— The task —
The response must consist of each line in the listing that has the word "JSON" in it.
════
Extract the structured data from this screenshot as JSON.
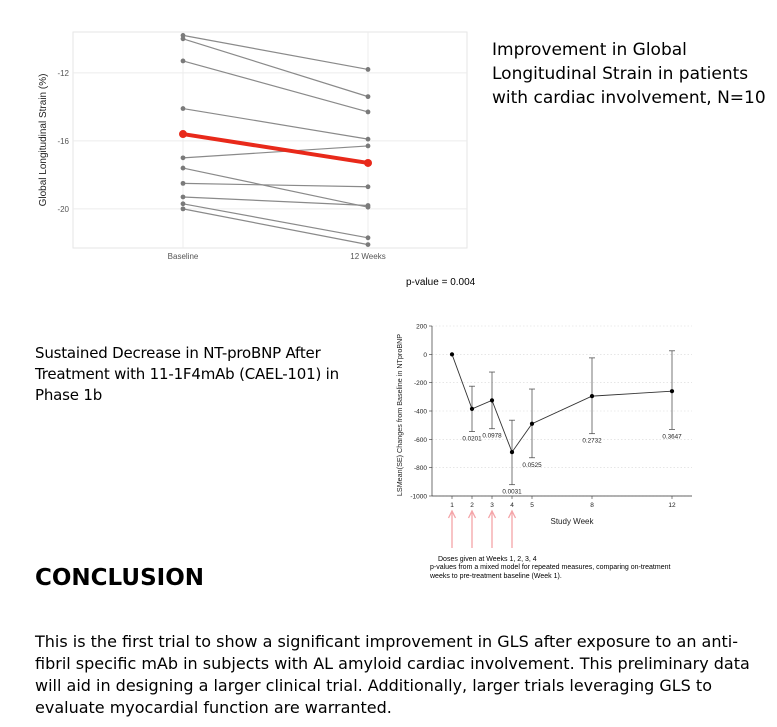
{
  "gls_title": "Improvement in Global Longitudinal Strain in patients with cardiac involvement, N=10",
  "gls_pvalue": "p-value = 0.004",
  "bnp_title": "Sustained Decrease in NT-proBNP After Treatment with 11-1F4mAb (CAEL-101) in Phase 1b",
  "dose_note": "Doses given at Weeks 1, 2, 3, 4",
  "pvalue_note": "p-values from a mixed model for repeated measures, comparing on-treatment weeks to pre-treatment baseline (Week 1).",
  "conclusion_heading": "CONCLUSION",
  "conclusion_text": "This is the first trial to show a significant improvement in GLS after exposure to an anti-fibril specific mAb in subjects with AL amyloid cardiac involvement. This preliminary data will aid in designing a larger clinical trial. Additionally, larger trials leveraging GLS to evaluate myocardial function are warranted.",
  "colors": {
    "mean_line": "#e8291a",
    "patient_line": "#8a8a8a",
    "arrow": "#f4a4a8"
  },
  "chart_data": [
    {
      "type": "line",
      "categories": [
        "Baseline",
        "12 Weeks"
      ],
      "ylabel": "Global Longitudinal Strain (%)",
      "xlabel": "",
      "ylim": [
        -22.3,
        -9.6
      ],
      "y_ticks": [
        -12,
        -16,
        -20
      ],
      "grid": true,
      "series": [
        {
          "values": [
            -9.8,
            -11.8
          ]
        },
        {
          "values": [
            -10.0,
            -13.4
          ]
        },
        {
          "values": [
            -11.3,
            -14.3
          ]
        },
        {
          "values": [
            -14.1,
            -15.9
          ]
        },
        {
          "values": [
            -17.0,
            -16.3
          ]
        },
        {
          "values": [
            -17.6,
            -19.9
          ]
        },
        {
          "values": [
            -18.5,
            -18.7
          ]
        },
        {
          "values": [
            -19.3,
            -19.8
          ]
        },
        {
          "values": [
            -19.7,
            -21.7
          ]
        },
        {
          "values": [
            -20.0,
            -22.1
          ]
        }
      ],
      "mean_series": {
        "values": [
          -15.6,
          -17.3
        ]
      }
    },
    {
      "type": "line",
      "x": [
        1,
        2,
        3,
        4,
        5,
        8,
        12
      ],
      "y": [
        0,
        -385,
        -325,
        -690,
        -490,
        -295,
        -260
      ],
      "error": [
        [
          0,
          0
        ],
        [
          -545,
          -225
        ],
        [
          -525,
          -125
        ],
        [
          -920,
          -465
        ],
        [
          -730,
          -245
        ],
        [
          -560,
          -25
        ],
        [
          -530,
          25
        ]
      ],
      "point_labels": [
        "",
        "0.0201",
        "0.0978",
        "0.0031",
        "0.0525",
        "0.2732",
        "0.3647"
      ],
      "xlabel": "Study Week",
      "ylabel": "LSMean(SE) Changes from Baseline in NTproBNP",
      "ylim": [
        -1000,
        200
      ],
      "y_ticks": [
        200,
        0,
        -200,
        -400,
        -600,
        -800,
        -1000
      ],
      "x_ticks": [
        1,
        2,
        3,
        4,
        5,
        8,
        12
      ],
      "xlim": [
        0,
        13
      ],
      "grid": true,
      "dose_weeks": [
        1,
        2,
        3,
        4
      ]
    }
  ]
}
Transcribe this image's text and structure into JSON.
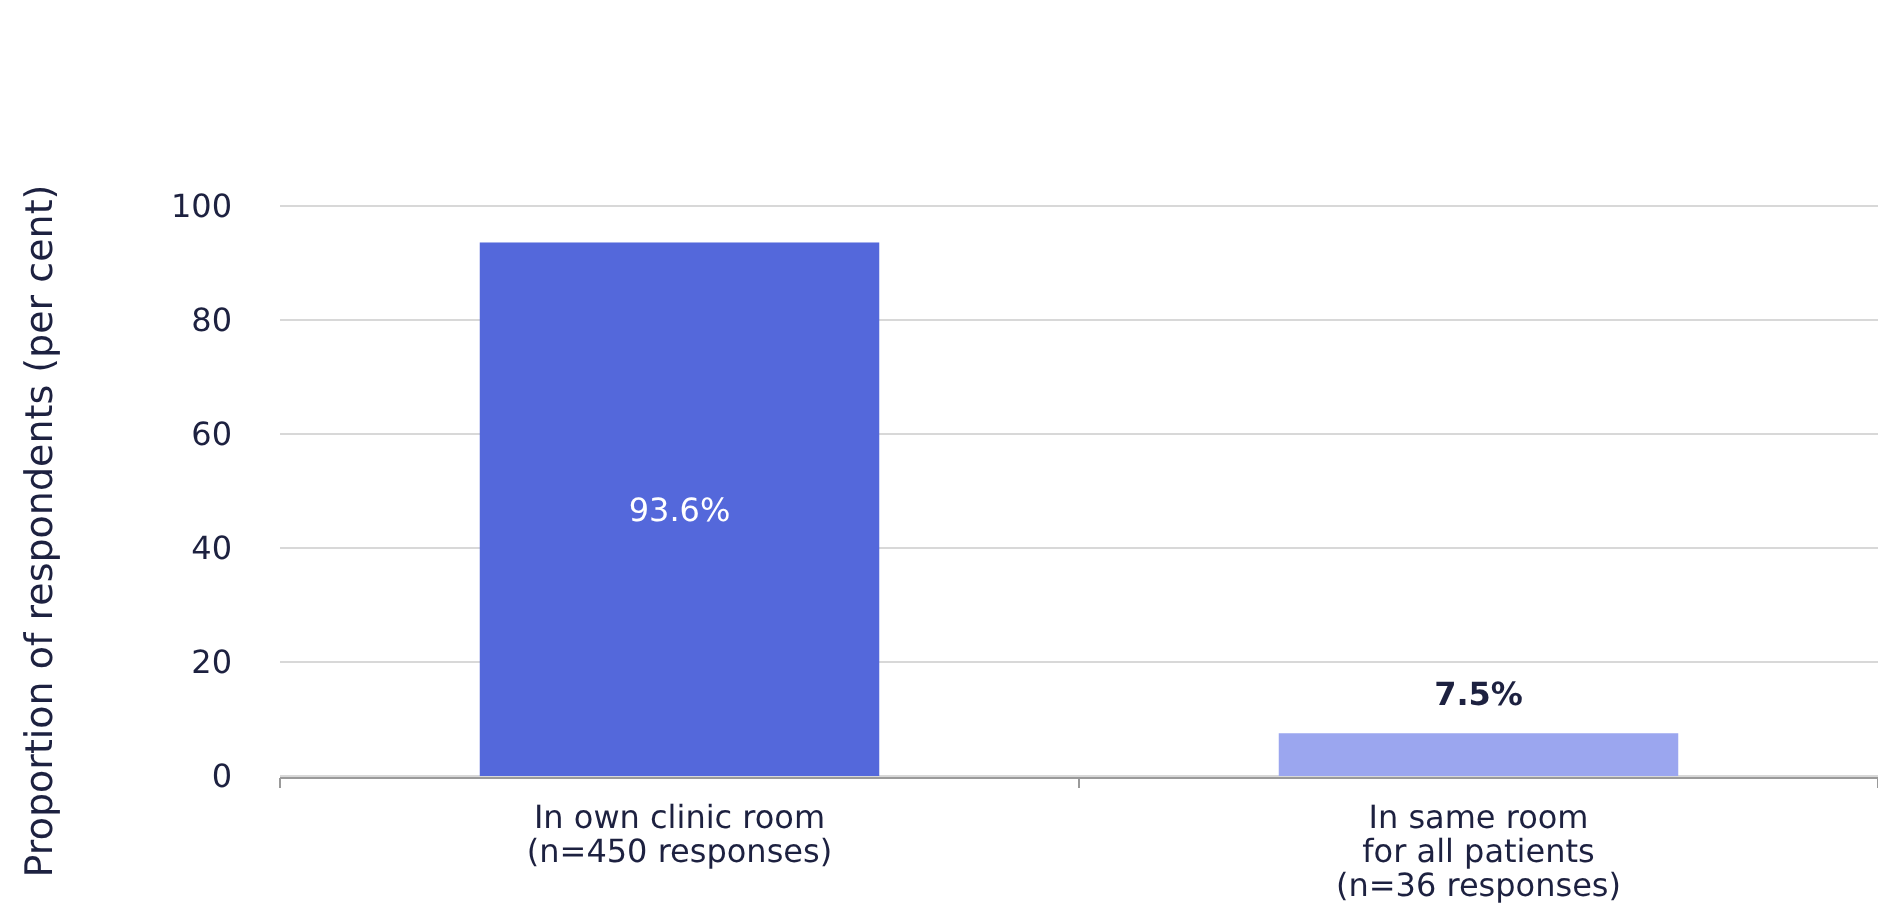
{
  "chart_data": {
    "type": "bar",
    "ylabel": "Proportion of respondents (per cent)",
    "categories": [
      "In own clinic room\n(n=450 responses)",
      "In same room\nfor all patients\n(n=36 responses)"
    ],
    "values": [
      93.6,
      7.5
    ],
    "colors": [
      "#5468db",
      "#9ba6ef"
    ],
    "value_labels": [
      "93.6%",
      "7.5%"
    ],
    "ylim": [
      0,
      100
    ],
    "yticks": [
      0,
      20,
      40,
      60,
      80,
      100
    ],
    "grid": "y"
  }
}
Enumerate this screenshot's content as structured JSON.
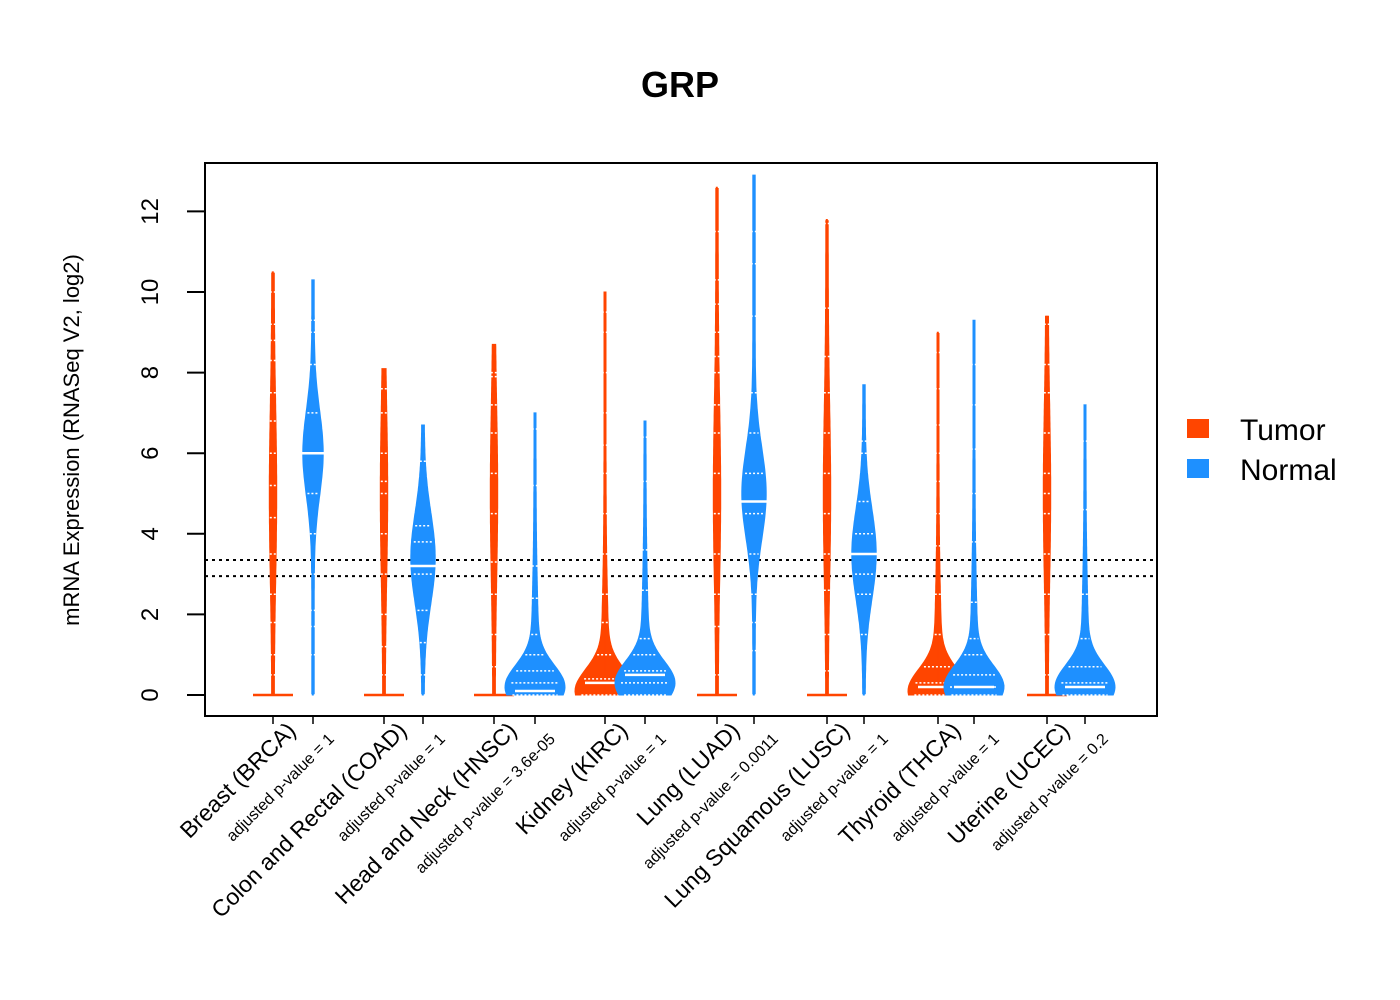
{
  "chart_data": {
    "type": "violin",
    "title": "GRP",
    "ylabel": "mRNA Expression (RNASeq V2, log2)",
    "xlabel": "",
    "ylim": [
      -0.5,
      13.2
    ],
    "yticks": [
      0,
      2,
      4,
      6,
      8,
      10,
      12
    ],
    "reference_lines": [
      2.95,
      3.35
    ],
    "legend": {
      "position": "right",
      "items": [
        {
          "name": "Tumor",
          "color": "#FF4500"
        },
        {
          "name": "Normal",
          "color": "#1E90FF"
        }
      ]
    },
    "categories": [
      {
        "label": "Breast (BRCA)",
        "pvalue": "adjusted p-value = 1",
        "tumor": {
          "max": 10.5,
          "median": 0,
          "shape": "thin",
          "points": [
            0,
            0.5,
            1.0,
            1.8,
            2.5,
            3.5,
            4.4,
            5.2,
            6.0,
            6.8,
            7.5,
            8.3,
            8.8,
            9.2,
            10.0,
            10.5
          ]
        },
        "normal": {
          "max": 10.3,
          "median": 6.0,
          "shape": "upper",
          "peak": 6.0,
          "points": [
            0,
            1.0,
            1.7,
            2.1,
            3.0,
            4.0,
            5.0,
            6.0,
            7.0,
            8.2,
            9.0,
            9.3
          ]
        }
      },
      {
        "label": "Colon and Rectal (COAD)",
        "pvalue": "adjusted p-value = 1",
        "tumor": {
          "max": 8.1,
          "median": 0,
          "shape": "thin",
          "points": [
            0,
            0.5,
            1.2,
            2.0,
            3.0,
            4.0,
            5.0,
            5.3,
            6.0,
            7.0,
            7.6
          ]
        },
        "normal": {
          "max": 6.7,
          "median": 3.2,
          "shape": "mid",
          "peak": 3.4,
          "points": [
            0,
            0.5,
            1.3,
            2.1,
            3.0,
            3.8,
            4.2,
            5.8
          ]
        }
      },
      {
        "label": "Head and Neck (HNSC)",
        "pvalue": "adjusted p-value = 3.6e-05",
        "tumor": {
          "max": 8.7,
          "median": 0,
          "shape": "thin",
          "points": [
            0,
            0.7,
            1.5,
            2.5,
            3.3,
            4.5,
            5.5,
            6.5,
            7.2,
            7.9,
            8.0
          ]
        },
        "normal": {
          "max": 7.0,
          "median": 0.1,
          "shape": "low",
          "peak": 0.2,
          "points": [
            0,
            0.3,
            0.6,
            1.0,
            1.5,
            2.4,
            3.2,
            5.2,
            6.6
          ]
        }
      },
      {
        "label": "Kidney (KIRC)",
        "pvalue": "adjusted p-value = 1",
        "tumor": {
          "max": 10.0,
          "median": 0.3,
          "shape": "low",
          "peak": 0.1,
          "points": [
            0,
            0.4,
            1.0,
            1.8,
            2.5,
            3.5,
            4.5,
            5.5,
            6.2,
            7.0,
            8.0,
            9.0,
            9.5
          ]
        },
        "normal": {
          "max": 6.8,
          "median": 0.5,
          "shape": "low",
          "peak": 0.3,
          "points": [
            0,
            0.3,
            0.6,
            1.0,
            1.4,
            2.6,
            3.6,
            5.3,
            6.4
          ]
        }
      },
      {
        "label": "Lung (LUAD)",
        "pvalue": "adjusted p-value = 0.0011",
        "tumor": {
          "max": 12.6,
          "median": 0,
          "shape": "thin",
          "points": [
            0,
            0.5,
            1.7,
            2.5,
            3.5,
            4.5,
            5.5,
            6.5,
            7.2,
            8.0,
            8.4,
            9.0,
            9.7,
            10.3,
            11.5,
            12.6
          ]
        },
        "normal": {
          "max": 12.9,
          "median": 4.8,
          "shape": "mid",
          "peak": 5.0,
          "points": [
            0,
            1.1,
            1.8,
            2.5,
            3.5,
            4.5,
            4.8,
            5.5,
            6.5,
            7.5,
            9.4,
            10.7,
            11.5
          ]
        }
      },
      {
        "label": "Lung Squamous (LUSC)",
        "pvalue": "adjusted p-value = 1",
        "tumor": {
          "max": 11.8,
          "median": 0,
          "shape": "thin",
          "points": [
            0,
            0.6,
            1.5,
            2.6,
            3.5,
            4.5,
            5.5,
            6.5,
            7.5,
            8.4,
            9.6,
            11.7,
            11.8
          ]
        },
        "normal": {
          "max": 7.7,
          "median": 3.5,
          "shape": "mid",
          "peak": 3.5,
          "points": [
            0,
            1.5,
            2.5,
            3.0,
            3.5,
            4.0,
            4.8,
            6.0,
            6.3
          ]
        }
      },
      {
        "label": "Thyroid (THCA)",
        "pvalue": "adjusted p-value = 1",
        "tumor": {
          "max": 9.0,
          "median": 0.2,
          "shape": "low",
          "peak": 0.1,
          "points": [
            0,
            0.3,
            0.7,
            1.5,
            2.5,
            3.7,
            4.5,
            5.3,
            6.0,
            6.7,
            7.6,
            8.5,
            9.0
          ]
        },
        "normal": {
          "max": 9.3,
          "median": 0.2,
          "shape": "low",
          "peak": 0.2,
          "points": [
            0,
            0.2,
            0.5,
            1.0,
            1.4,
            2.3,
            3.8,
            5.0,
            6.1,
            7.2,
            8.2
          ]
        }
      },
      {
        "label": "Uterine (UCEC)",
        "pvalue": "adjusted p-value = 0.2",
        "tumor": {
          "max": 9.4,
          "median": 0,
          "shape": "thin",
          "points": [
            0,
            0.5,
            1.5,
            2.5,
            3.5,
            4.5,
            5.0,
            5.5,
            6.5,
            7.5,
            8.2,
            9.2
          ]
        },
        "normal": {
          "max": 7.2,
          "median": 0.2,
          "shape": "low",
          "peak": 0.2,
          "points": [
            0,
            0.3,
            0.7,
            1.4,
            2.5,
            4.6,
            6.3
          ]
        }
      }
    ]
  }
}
════
— The answer —
Extract the structured data from this screenshot as JSON.
Transcribe this image's text and structure into JSON.
Enumerate this screenshot's content as structured JSON.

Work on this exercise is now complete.